Given problem: Beneath this sentence is a set of records; write each of them out exactly.

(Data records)
begin

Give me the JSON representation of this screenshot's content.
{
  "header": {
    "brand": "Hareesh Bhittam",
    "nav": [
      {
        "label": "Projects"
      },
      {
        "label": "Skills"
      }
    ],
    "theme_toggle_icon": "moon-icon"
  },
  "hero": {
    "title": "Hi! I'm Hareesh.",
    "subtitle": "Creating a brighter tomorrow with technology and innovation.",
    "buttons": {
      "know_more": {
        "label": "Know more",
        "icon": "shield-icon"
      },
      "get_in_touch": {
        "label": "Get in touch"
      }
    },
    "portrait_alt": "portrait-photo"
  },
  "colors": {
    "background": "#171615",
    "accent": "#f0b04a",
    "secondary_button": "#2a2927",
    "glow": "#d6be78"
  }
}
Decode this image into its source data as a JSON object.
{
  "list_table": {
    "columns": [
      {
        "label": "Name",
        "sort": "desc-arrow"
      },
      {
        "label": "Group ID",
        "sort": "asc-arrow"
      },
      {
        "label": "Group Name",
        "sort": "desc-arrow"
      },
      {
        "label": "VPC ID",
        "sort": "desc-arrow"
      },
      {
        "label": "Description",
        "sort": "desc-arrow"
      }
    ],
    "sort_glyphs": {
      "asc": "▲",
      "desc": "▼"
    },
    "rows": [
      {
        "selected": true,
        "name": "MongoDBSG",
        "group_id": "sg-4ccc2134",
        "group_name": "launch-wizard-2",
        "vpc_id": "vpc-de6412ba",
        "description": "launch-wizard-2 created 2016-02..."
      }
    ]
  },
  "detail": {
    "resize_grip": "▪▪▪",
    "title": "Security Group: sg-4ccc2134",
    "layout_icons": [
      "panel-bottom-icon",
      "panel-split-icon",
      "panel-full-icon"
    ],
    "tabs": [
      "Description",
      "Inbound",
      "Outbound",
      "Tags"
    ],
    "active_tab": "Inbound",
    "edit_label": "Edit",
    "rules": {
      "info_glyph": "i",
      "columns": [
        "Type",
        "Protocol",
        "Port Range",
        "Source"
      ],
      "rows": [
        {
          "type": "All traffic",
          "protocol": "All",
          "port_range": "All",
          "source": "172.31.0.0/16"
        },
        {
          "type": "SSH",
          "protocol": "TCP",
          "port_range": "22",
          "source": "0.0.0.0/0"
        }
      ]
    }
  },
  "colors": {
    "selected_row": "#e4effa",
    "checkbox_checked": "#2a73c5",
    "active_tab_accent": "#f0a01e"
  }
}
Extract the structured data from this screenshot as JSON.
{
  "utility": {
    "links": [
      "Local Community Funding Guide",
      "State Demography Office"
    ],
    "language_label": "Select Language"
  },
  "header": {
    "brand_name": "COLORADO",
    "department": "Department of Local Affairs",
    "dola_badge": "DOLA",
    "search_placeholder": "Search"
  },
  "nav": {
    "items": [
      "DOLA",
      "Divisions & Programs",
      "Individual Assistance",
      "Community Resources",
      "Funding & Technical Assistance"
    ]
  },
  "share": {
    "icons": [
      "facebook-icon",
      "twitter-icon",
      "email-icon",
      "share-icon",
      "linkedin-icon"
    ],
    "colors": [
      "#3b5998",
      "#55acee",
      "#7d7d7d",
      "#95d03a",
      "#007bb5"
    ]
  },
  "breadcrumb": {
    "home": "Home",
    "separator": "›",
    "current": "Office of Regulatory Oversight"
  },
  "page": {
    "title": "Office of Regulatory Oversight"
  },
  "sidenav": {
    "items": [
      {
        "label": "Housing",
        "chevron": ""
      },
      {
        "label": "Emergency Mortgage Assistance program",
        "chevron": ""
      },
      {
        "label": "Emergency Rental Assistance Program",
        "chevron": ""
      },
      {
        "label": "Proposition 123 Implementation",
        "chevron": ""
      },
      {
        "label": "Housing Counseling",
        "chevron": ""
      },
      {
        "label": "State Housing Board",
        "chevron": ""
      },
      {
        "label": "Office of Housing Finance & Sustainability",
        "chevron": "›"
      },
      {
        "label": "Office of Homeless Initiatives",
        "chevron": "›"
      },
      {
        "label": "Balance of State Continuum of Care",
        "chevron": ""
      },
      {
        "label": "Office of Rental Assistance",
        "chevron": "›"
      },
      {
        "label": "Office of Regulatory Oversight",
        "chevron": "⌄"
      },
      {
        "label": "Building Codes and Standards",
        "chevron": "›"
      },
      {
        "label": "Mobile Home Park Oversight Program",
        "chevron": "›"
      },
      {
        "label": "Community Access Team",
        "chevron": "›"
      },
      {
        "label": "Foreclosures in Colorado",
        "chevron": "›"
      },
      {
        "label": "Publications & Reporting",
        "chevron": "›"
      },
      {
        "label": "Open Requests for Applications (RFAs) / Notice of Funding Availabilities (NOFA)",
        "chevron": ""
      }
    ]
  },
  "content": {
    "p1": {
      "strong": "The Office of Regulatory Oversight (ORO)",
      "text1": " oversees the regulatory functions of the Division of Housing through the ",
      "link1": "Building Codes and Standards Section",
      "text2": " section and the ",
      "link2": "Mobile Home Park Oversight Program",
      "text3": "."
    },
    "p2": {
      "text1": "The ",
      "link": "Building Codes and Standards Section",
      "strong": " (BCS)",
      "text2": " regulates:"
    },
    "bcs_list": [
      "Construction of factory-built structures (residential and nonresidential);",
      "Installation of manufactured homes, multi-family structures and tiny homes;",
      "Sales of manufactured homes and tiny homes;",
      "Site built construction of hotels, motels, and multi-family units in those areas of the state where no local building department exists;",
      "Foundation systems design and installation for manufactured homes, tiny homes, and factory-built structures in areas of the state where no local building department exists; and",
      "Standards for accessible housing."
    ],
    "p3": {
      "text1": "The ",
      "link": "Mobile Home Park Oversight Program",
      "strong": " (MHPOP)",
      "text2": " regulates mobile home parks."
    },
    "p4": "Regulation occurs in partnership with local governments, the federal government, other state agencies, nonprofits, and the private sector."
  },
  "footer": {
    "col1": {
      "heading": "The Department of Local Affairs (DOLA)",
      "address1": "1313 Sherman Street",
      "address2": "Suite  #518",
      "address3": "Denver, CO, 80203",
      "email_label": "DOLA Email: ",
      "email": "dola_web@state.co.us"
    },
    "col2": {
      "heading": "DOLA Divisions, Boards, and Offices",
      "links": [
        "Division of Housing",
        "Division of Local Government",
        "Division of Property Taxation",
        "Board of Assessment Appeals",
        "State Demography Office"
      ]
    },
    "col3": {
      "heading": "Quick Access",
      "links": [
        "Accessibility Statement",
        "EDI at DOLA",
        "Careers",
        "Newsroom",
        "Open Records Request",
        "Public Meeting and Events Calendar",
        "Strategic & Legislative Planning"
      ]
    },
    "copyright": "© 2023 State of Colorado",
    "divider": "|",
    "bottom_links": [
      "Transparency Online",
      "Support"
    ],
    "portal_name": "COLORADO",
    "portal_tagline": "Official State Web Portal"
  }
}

end

Reply:
Give me the JSON representation of this screenshot's content.
{
  "header": {
    "brand": "Hareesh Bhittam",
    "nav": [
      {
        "label": "Projects"
      },
      {
        "label": "Skills"
      }
    ],
    "theme_toggle_icon": "moon-icon"
  },
  "hero": {
    "title": "Hi! I'm Hareesh.",
    "subtitle": "Creating a brighter tomorrow with technology and innovation.",
    "buttons": {
      "know_more": {
        "label": "Know more",
        "icon": "shield-icon"
      },
      "get_in_touch": {
        "label": "Get in touch"
      }
    },
    "portrait_alt": "portrait-photo"
  },
  "colors": {
    "background": "#171615",
    "accent": "#f0b04a",
    "secondary_button": "#2a2927",
    "glow": "#d6be78"
  }
}
Decode this image into its source data as a JSON object.
{
  "list_table": {
    "columns": [
      {
        "label": "Name",
        "sort": "desc-arrow"
      },
      {
        "label": "Group ID",
        "sort": "asc-arrow"
      },
      {
        "label": "Group Name",
        "sort": "desc-arrow"
      },
      {
        "label": "VPC ID",
        "sort": "desc-arrow"
      },
      {
        "label": "Description",
        "sort": "desc-arrow"
      }
    ],
    "sort_glyphs": {
      "asc": "▲",
      "desc": "▼"
    },
    "rows": [
      {
        "selected": true,
        "name": "MongoDBSG",
        "group_id": "sg-4ccc2134",
        "group_name": "launch-wizard-2",
        "vpc_id": "vpc-de6412ba",
        "description": "launch-wizard-2 created 2016-02..."
      }
    ]
  },
  "detail": {
    "resize_grip": "▪▪▪",
    "title": "Security Group: sg-4ccc2134",
    "layout_icons": [
      "panel-bottom-icon",
      "panel-split-icon",
      "panel-full-icon"
    ],
    "tabs": [
      "Description",
      "Inbound",
      "Outbound",
      "Tags"
    ],
    "active_tab": "Inbound",
    "edit_label": "Edit",
    "rules": {
      "info_glyph": "i",
      "columns": [
        "Type",
        "Protocol",
        "Port Range",
        "Source"
      ],
      "rows": [
        {
          "type": "All traffic",
          "protocol": "All",
          "port_range": "All",
          "source": "172.31.0.0/16"
        },
        {
          "type": "SSH",
          "protocol": "TCP",
          "port_range": "22",
          "source": "0.0.0.0/0"
        }
      ]
    }
  },
  "colors": {
    "selected_row": "#e4effa",
    "checkbox_checked": "#2a73c5",
    "active_tab_accent": "#f0a01e"
  }
}
Extract the structured data from this screenshot as JSON.
{
  "utility": {
    "links": [
      "Local Community Funding Guide",
      "State Demography Office"
    ],
    "language_label": "Select Language"
  },
  "header": {
    "brand_name": "COLORADO",
    "department": "Department of Local Affairs",
    "dola_badge": "DOLA",
    "search_placeholder": "Search"
  },
  "nav": {
    "items": [
      "DOLA",
      "Divisions & Programs",
      "Individual Assistance",
      "Community Resources",
      "Funding & Technical Assistance"
    ]
  },
  "share": {
    "icons": [
      "facebook-icon",
      "twitter-icon",
      "email-icon",
      "share-icon",
      "linkedin-icon"
    ],
    "colors": [
      "#3b5998",
      "#55acee",
      "#7d7d7d",
      "#95d03a",
      "#007bb5"
    ]
  },
  "breadcrumb": {
    "home": "Home",
    "separator": "›",
    "current": "Office of Regulatory Oversight"
  },
  "page": {
    "title": "Office of Regulatory Oversight"
  },
  "sidenav": {
    "items": [
      {
        "label": "Housing",
        "chevron": ""
      },
      {
        "label": "Emergency Mortgage Assistance program",
        "chevron": ""
      },
      {
        "label": "Emergency Rental Assistance Program",
        "chevron": ""
      },
      {
        "label": "Proposition 123 Implementation",
        "chevron": ""
      },
      {
        "label": "Housing Counseling",
        "chevron": ""
      },
      {
        "label": "State Housing Board",
        "chevron": ""
      },
      {
        "label": "Office of Housing Finance & Sustainability",
        "chevron": "›"
      },
      {
        "label": "Office of Homeless Initiatives",
        "chevron": "›"
      },
      {
        "label": "Balance of State Continuum of Care",
        "chevron": ""
      },
      {
        "label": "Office of Rental Assistance",
        "chevron": "›"
      },
      {
        "label": "Office of Regulatory Oversight",
        "chevron": "⌄"
      },
      {
        "label": "Building Codes and Standards",
        "chevron": "›"
      },
      {
        "label": "Mobile Home Park Oversight Program",
        "chevron": "›"
      },
      {
        "label": "Community Access Team",
        "chevron": "›"
      },
      {
        "label": "Foreclosures in Colorado",
        "chevron": "›"
      },
      {
        "label": "Publications & Reporting",
        "chevron": "›"
      },
      {
        "label": "Open Requests for Applications (RFAs) / Notice of Funding Availabilities (NOFA)",
        "chevron": ""
      }
    ]
  },
  "content": {
    "p1": {
      "strong": "The Office of Regulatory Oversight (ORO)",
      "text1": " oversees the regulatory functions of the Division of Housing through the ",
      "link1": "Building Codes and Standards Section",
      "text2": " section and the ",
      "link2": "Mobile Home Park Oversight Program",
      "text3": "."
    },
    "p2": {
      "text1": "The ",
      "link": "Building Codes and Standards Section",
      "strong": " (BCS)",
      "text2": " regulates:"
    },
    "bcs_list": [
      "Construction of factory-built structures (residential and nonresidential);",
      "Installation of manufactured homes, multi-family structures and tiny homes;",
      "Sales of manufactured homes and tiny homes;",
      "Site built construction of hotels, motels, and multi-family units in those areas of the state where no local building department exists;",
      "Foundation systems design and installation for manufactured homes, tiny homes, and factory-built structures in areas of the state where no local building department exists; and",
      "Standards for accessible housing."
    ],
    "p3": {
      "text1": "The ",
      "link": "Mobile Home Park Oversight Program",
      "strong": " (MHPOP)",
      "text2": " regulates mobile home parks."
    },
    "p4": "Regulation occurs in partnership with local governments, the federal government, other state agencies, nonprofits, and the private sector."
  },
  "footer": {
    "col1": {
      "heading": "The Department of Local Affairs (DOLA)",
      "address1": "1313 Sherman Street",
      "address2": "Suite  #518",
      "address3": "Denver, CO, 80203",
      "email_label": "DOLA Email: ",
      "email": "dola_web@state.co.us"
    },
    "col2": {
      "heading": "DOLA Divisions, Boards, and Offices",
      "links": [
        "Division of Housing",
        "Division of Local Government",
        "Division of Property Taxation",
        "Board of Assessment Appeals",
        "State Demography Office"
      ]
    },
    "col3": {
      "heading": "Quick Access",
      "links": [
        "Accessibility Statement",
        "EDI at DOLA",
        "Careers",
        "Newsroom",
        "Open Records Request",
        "Public Meeting and Events Calendar",
        "Strategic & Legislative Planning"
      ]
    },
    "copyright": "© 2023 State of Colorado",
    "divider": "|",
    "bottom_links": [
      "Transparency Online",
      "Support"
    ],
    "portal_name": "COLORADO",
    "portal_tagline": "Official State Web Portal"
  }
}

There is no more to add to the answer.